TASK DETAILS | Set down every entry again word for word, please, but skip the pictures.

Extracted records
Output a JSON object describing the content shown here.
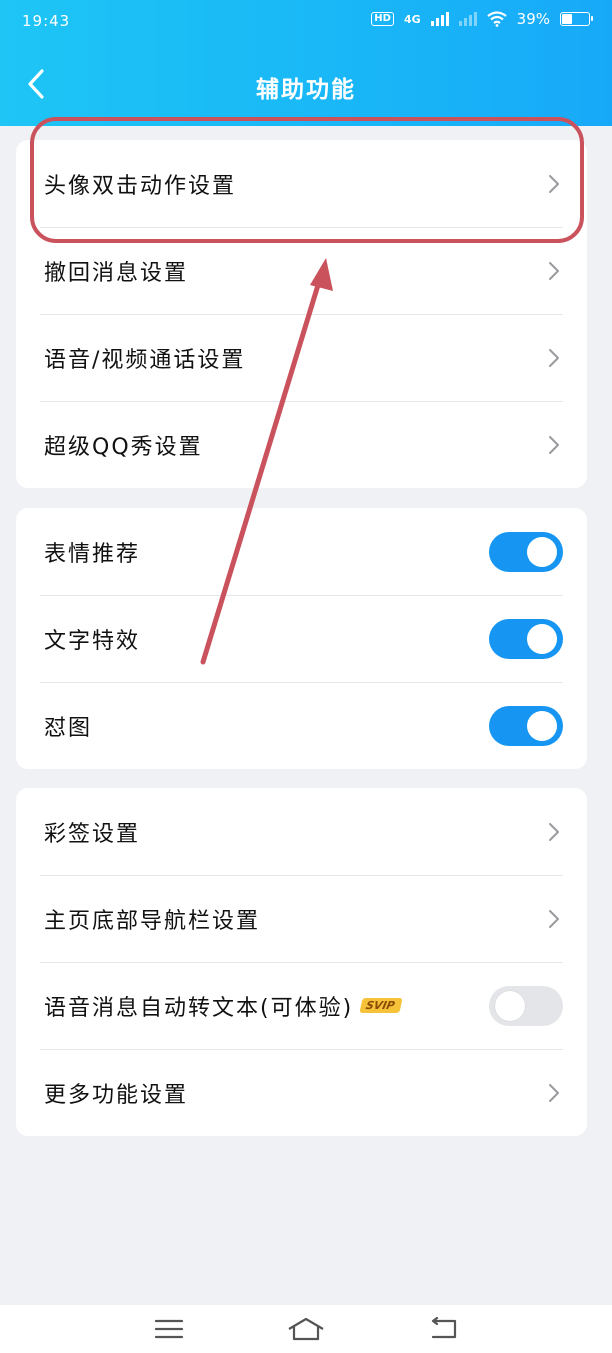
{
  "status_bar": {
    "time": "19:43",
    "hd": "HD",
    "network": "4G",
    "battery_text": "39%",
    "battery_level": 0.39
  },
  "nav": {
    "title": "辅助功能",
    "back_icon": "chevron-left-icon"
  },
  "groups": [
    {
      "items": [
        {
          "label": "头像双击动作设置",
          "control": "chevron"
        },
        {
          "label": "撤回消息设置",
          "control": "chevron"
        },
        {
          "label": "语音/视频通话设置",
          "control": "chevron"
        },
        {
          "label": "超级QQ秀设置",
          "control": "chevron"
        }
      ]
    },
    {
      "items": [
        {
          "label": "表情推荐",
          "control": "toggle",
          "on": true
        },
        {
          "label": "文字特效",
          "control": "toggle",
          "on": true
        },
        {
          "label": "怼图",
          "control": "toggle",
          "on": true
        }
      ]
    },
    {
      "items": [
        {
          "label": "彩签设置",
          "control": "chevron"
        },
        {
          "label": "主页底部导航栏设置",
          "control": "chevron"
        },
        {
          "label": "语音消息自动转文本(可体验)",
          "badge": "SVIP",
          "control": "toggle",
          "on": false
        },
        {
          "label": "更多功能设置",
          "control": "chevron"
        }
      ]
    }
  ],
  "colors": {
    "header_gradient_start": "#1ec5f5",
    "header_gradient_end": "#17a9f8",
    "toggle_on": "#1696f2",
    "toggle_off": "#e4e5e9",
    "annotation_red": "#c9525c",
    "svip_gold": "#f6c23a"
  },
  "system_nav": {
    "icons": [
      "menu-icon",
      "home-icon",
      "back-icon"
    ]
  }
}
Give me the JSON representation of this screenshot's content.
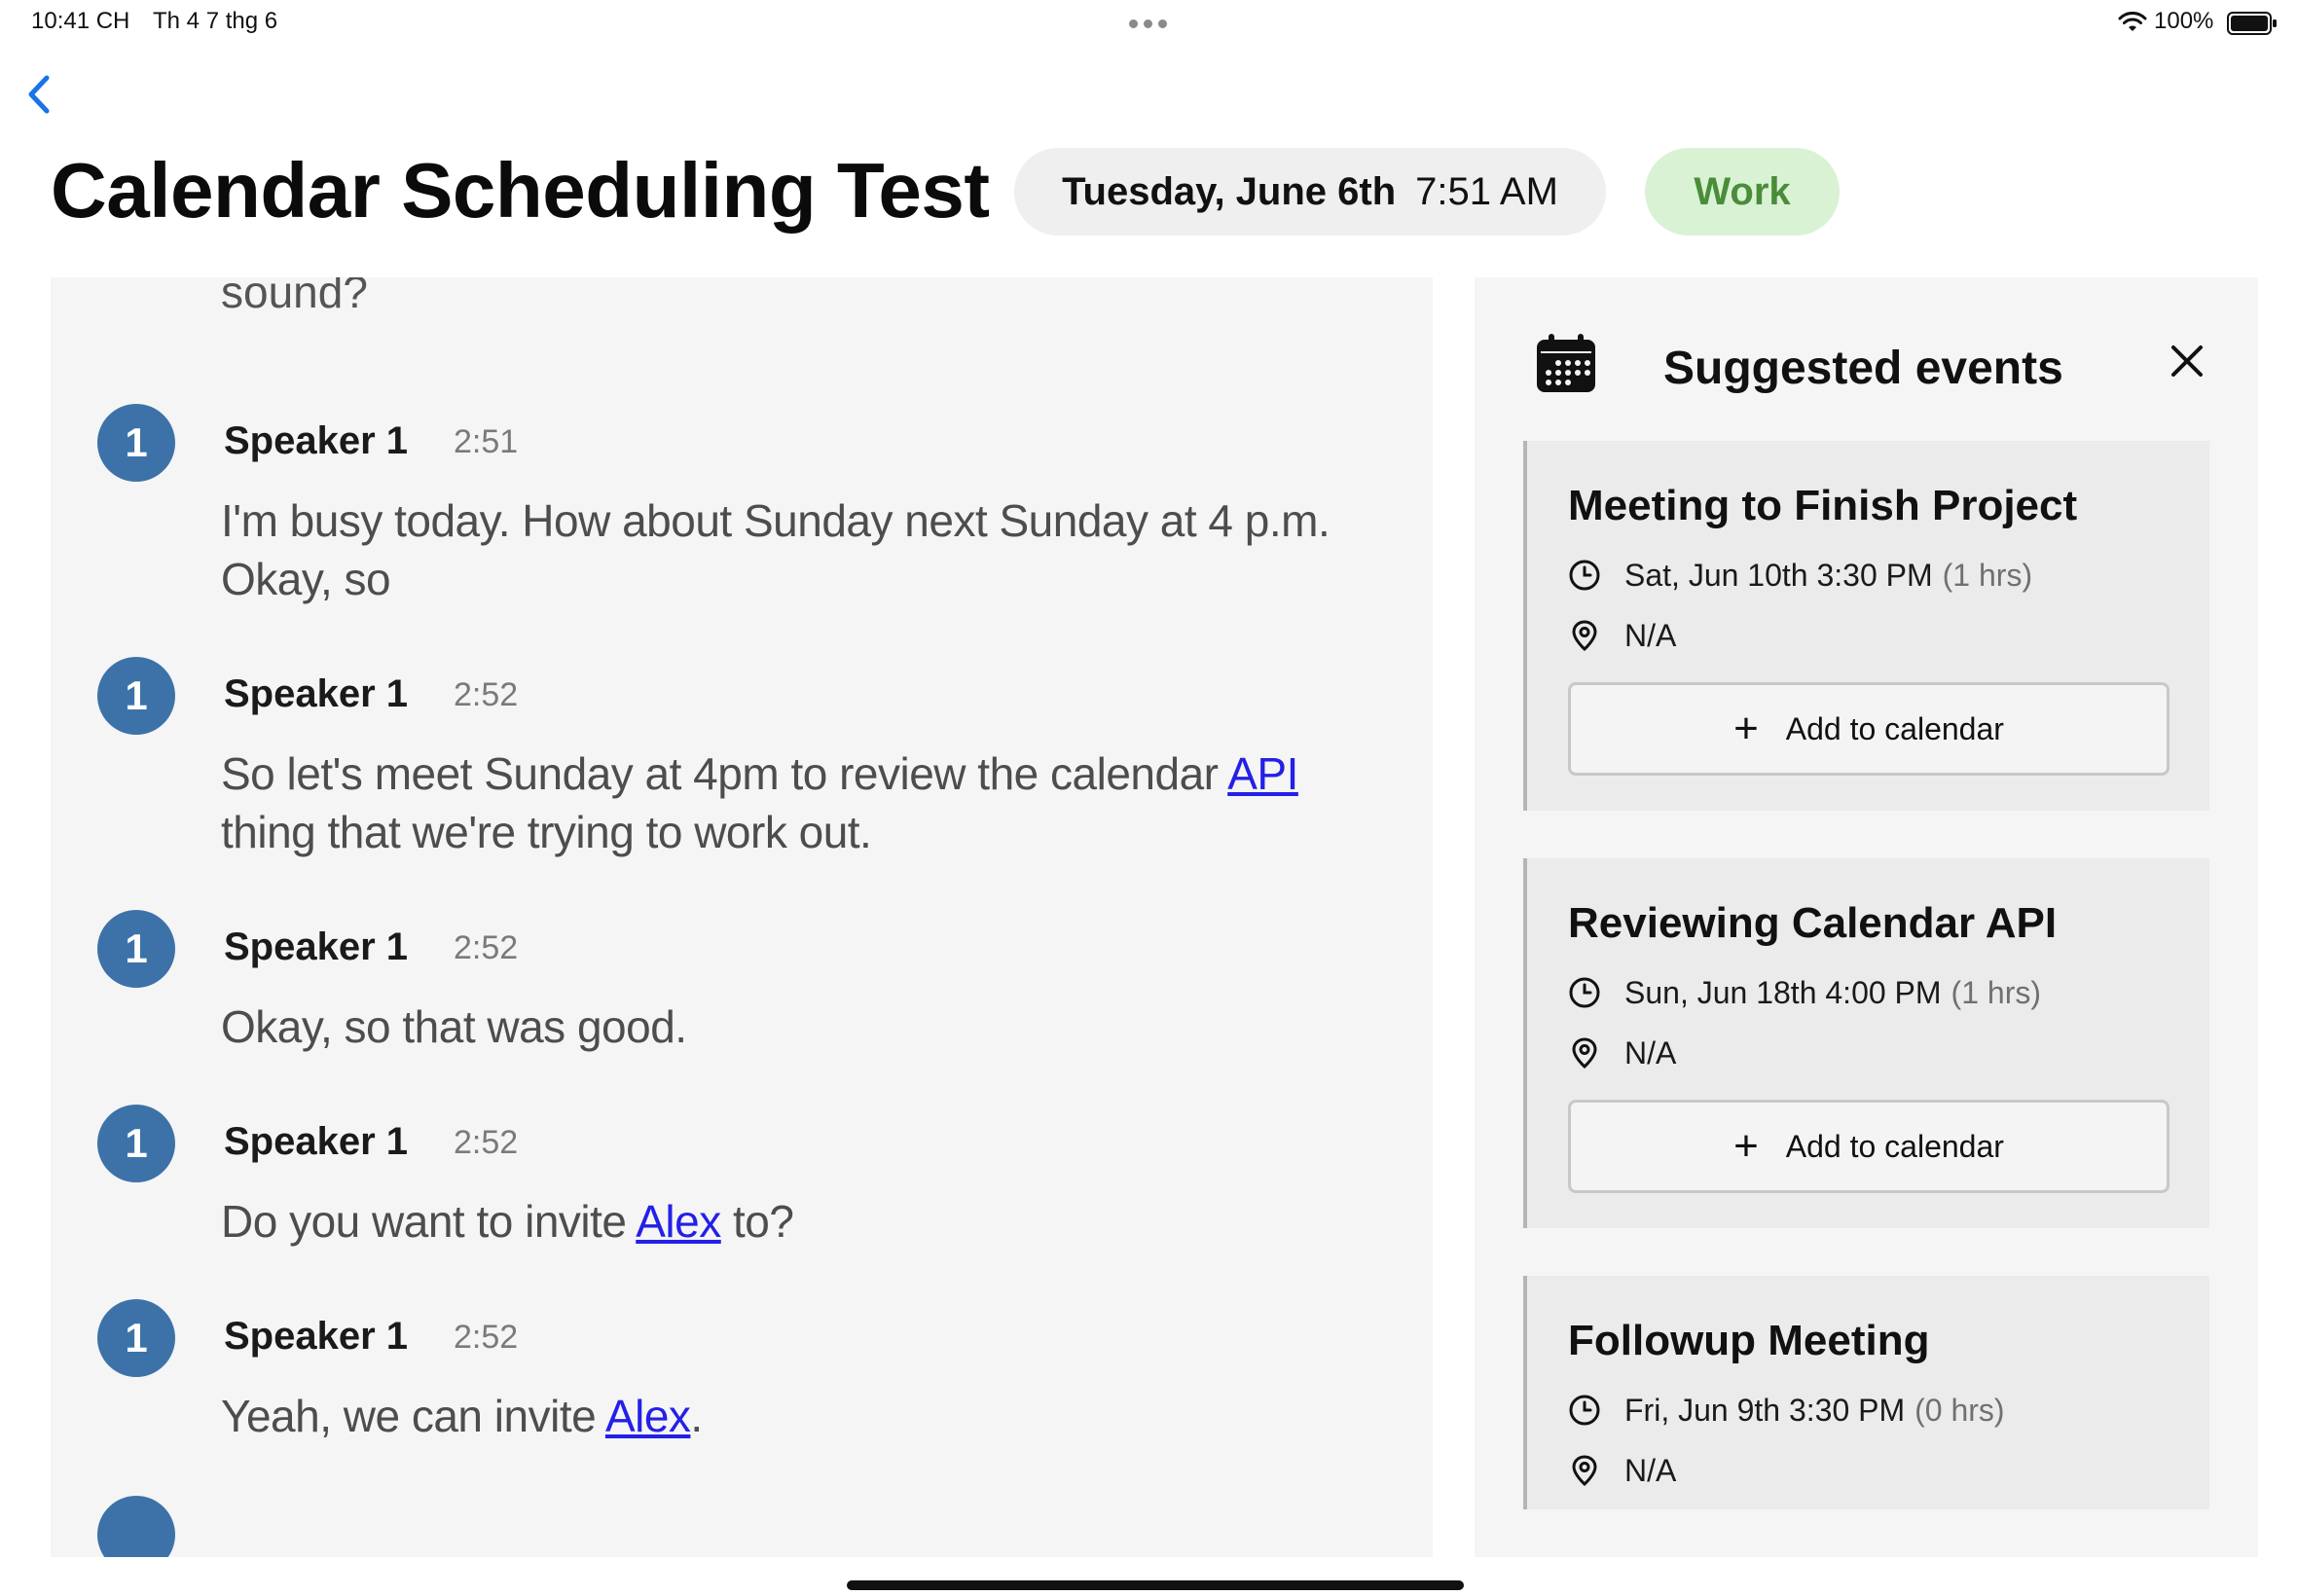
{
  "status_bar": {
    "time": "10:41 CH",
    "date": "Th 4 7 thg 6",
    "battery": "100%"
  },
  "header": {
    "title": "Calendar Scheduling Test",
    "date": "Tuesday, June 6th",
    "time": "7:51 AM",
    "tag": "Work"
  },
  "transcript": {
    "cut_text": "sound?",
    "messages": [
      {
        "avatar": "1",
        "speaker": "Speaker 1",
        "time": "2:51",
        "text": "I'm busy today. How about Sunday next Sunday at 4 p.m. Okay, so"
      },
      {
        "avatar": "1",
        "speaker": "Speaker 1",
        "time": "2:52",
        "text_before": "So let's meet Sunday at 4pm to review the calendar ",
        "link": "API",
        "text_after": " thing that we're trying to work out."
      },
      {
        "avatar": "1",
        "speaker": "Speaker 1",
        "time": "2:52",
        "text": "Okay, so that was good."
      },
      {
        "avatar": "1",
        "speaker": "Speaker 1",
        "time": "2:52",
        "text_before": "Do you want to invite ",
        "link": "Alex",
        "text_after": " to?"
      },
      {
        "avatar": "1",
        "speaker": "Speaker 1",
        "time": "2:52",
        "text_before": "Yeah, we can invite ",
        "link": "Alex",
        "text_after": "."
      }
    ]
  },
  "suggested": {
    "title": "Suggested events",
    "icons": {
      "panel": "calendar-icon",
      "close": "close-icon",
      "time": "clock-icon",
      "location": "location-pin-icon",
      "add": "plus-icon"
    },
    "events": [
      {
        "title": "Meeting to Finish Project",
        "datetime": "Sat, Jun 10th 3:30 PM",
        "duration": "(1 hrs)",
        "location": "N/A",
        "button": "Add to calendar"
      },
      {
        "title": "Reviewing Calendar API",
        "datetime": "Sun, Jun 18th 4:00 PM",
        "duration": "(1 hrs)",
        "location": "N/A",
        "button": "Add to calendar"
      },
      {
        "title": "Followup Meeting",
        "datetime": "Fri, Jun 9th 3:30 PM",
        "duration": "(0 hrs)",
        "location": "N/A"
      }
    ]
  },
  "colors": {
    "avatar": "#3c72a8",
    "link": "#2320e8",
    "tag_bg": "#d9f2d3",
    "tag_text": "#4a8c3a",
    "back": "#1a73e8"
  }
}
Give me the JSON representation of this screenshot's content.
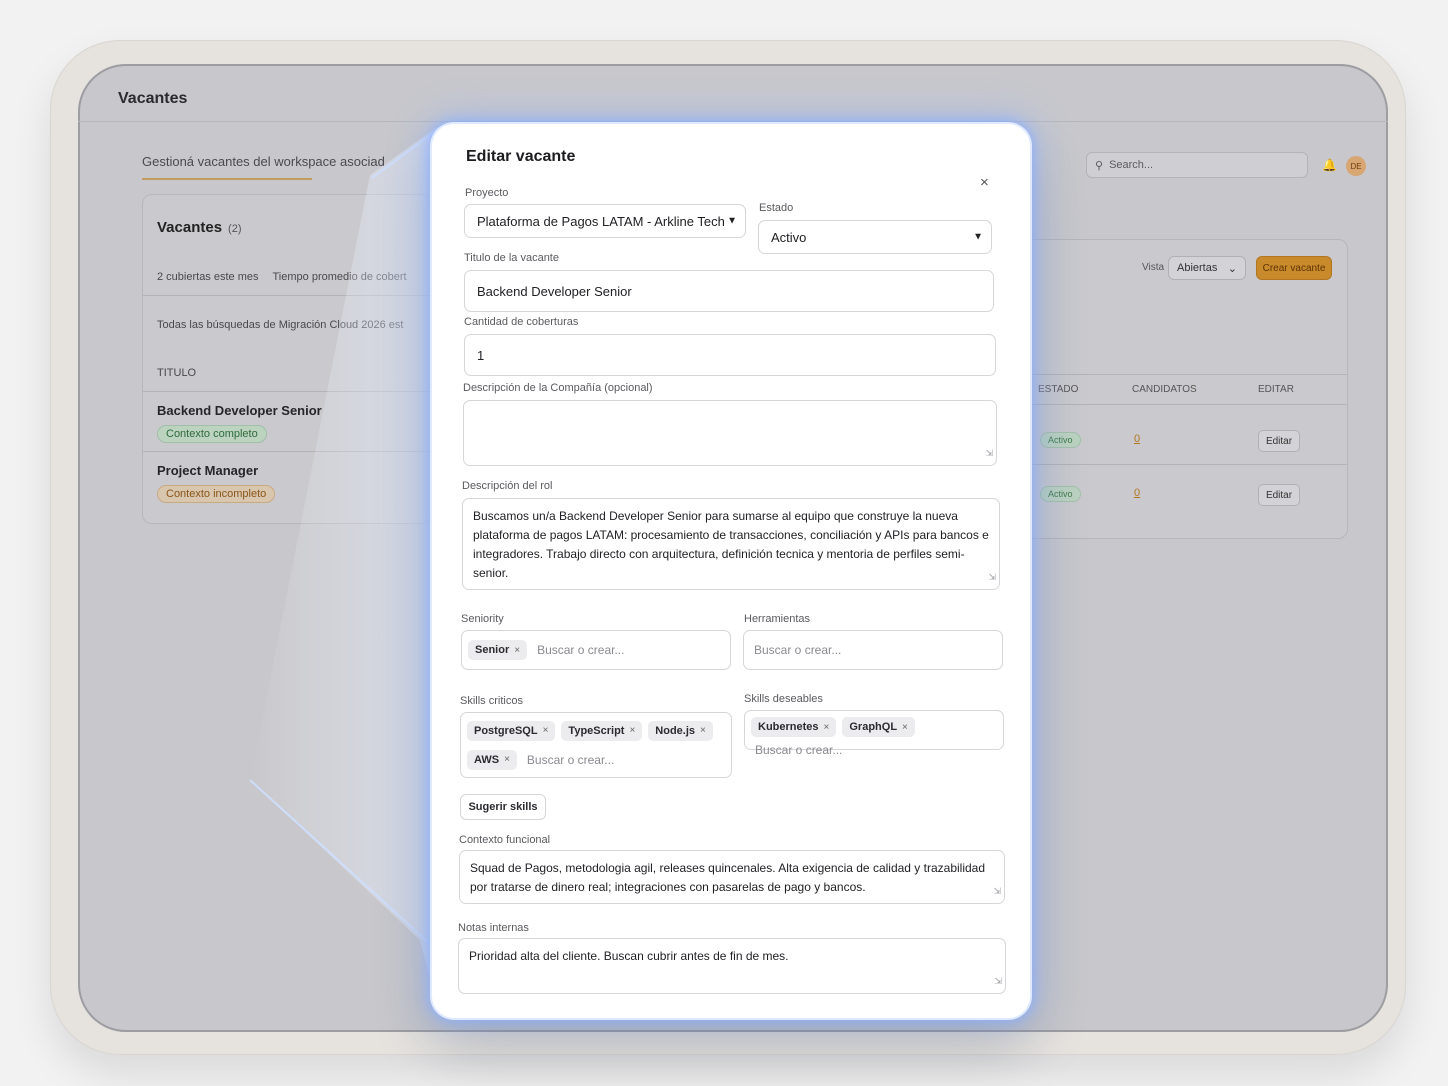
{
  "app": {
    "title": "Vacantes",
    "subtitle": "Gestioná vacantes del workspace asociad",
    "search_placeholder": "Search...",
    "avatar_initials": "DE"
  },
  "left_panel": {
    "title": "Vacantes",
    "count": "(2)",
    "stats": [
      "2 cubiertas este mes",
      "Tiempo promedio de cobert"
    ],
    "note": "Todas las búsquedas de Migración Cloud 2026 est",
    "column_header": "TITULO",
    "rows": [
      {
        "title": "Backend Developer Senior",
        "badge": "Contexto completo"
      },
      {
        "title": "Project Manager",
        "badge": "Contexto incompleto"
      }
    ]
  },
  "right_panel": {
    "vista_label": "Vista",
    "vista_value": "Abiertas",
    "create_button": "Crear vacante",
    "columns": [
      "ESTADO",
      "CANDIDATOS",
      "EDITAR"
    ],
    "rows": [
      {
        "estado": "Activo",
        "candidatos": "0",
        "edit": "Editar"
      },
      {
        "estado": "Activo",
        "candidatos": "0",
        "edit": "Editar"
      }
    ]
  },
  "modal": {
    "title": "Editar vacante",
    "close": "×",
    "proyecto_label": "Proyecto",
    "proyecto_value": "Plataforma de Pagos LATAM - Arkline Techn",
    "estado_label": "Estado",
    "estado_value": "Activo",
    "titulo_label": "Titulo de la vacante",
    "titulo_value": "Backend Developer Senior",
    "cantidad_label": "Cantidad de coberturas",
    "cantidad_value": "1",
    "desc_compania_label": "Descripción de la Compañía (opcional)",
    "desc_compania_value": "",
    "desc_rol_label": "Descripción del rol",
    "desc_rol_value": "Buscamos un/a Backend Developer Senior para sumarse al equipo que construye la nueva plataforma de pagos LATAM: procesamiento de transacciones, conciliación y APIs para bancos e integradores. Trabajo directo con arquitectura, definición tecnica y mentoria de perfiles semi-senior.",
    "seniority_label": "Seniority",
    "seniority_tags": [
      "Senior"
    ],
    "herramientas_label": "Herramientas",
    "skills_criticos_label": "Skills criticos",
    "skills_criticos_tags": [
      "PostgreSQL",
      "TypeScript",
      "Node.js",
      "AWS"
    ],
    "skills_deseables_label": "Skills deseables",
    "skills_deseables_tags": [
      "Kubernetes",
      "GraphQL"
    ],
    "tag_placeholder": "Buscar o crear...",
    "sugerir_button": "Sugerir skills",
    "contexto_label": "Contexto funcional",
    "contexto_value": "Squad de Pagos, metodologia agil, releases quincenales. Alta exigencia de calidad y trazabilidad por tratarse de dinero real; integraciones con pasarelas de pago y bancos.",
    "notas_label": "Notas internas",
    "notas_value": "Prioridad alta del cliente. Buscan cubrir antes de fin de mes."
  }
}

OUTPUT FOR THIS EXERCISE |
Output a JSON object describing the content shown here.
{
  "status_bar": {
    "time": "19:43",
    "hd": "HD",
    "network": "4G",
    "battery_text": "39%",
    "battery_level": 0.39
  },
  "nav": {
    "title": "辅助功能",
    "back_icon": "chevron-left-icon"
  },
  "groups": [
    {
      "items": [
        {
          "label": "头像双击动作设置",
          "control": "chevron"
        },
        {
          "label": "撤回消息设置",
          "control": "chevron"
        },
        {
          "label": "语音/视频通话设置",
          "control": "chevron"
        },
        {
          "label": "超级QQ秀设置",
          "control": "chevron"
        }
      ]
    },
    {
      "items": [
        {
          "label": "表情推荐",
          "control": "toggle",
          "on": true
        },
        {
          "label": "文字特效",
          "control": "toggle",
          "on": true
        },
        {
          "label": "怼图",
          "control": "toggle",
          "on": true
        }
      ]
    },
    {
      "items": [
        {
          "label": "彩签设置",
          "control": "chevron"
        },
        {
          "label": "主页底部导航栏设置",
          "control": "chevron"
        },
        {
          "label": "语音消息自动转文本(可体验)",
          "badge": "SVIP",
          "control": "toggle",
          "on": false
        },
        {
          "label": "更多功能设置",
          "control": "chevron"
        }
      ]
    }
  ],
  "colors": {
    "header_gradient_start": "#1ec5f5",
    "header_gradient_end": "#17a9f8",
    "toggle_on": "#1696f2",
    "toggle_off": "#e4e5e9",
    "annotation_red": "#c9525c",
    "svip_gold": "#f6c23a"
  },
  "system_nav": {
    "icons": [
      "menu-icon",
      "home-icon",
      "back-icon"
    ]
  }
}
Give me the JSON representation of this screenshot's content.
{
  "status_bar": {
    "time": "10:41 CH",
    "date": "Th 4 7 thg 6",
    "battery": "100%"
  },
  "header": {
    "title": "Calendar Scheduling Test",
    "date": "Tuesday, June 6th",
    "time": "7:51 AM",
    "tag": "Work"
  },
  "transcript": {
    "cut_text": "sound?",
    "messages": [
      {
        "avatar": "1",
        "speaker": "Speaker 1",
        "time": "2:51",
        "text": "I'm busy today. How about Sunday next Sunday at 4 p.m. Okay, so"
      },
      {
        "avatar": "1",
        "speaker": "Speaker 1",
        "time": "2:52",
        "text_before": "So let's meet Sunday at 4pm to review the calendar ",
        "link": "API",
        "text_after": " thing that we're trying to work out."
      },
      {
        "avatar": "1",
        "speaker": "Speaker 1",
        "time": "2:52",
        "text": "Okay, so that was good."
      },
      {
        "avatar": "1",
        "speaker": "Speaker 1",
        "time": "2:52",
        "text_before": "Do you want to invite ",
        "link": "Alex",
        "text_after": " to?"
      },
      {
        "avatar": "1",
        "speaker": "Speaker 1",
        "time": "2:52",
        "text_before": "Yeah, we can invite ",
        "link": "Alex",
        "text_after": "."
      }
    ]
  },
  "suggested": {
    "title": "Suggested events",
    "icons": {
      "panel": "calendar-icon",
      "close": "close-icon",
      "time": "clock-icon",
      "location": "location-pin-icon",
      "add": "plus-icon"
    },
    "events": [
      {
        "title": "Meeting to Finish Project",
        "datetime": "Sat, Jun 10th 3:30 PM",
        "duration": "(1 hrs)",
        "location": "N/A",
        "button": "Add to calendar"
      },
      {
        "title": "Reviewing Calendar API",
        "datetime": "Sun, Jun 18th 4:00 PM",
        "duration": "(1 hrs)",
        "location": "N/A",
        "button": "Add to calendar"
      },
      {
        "title": "Followup Meeting",
        "datetime": "Fri, Jun 9th 3:30 PM",
        "duration": "(0 hrs)",
        "location": "N/A"
      }
    ]
  },
  "colors": {
    "avatar": "#3c72a8",
    "link": "#2320e8",
    "tag_bg": "#d9f2d3",
    "tag_text": "#4a8c3a",
    "back": "#1a73e8"
  }
}
Give me the JSON representation of this screenshot's content.
{
  "app": {
    "title": "Vacantes",
    "subtitle": "Gestioná vacantes del workspace asociad",
    "search_placeholder": "Search...",
    "avatar_initials": "DE"
  },
  "left_panel": {
    "title": "Vacantes",
    "count": "(2)",
    "stats": [
      "2 cubiertas este mes",
      "Tiempo promedio de cobert"
    ],
    "note": "Todas las búsquedas de Migración Cloud 2026 est",
    "column_header": "TITULO",
    "rows": [
      {
        "title": "Backend Developer Senior",
        "badge": "Contexto completo"
      },
      {
        "title": "Project Manager",
        "badge": "Contexto incompleto"
      }
    ]
  },
  "right_panel": {
    "vista_label": "Vista",
    "vista_value": "Abiertas",
    "create_button": "Crear vacante",
    "columns": [
      "ESTADO",
      "CANDIDATOS",
      "EDITAR"
    ],
    "rows": [
      {
        "estado": "Activo",
        "candidatos": "0",
        "edit": "Editar"
      },
      {
        "estado": "Activo",
        "candidatos": "0",
        "edit": "Editar"
      }
    ]
  },
  "modal": {
    "title": "Editar vacante",
    "close": "×",
    "proyecto_label": "Proyecto",
    "proyecto_value": "Plataforma de Pagos LATAM - Arkline Techn",
    "estado_label": "Estado",
    "estado_value": "Activo",
    "titulo_label": "Titulo de la vacante",
    "titulo_value": "Backend Developer Senior",
    "cantidad_label": "Cantidad de coberturas",
    "cantidad_value": "1",
    "desc_compania_label": "Descripción de la Compañía (opcional)",
    "desc_compania_value": "",
    "desc_rol_label": "Descripción del rol",
    "desc_rol_value": "Buscamos un/a Backend Developer Senior para sumarse al equipo que construye la nueva plataforma de pagos LATAM: procesamiento de transacciones, conciliación y APIs para bancos e integradores. Trabajo directo con arquitectura, definición tecnica y mentoria de perfiles semi-senior.",
    "seniority_label": "Seniority",
    "seniority_tags": [
      "Senior"
    ],
    "herramientas_label": "Herramientas",
    "skills_criticos_label": "Skills criticos",
    "skills_criticos_tags": [
      "PostgreSQL",
      "TypeScript",
      "Node.js",
      "AWS"
    ],
    "skills_deseables_label": "Skills deseables",
    "skills_deseables_tags": [
      "Kubernetes",
      "GraphQL"
    ],
    "tag_placeholder": "Buscar o crear...",
    "sugerir_button": "Sugerir skills",
    "contexto_label": "Contexto funcional",
    "contexto_value": "Squad de Pagos, metodologia agil, releases quincenales. Alta exigencia de calidad y trazabilidad por tratarse de dinero real; integraciones con pasarelas de pago y bancos.",
    "notas_label": "Notas internas",
    "notas_value": "Prioridad alta del cliente. Buscan cubrir antes de fin de mes."
  }
}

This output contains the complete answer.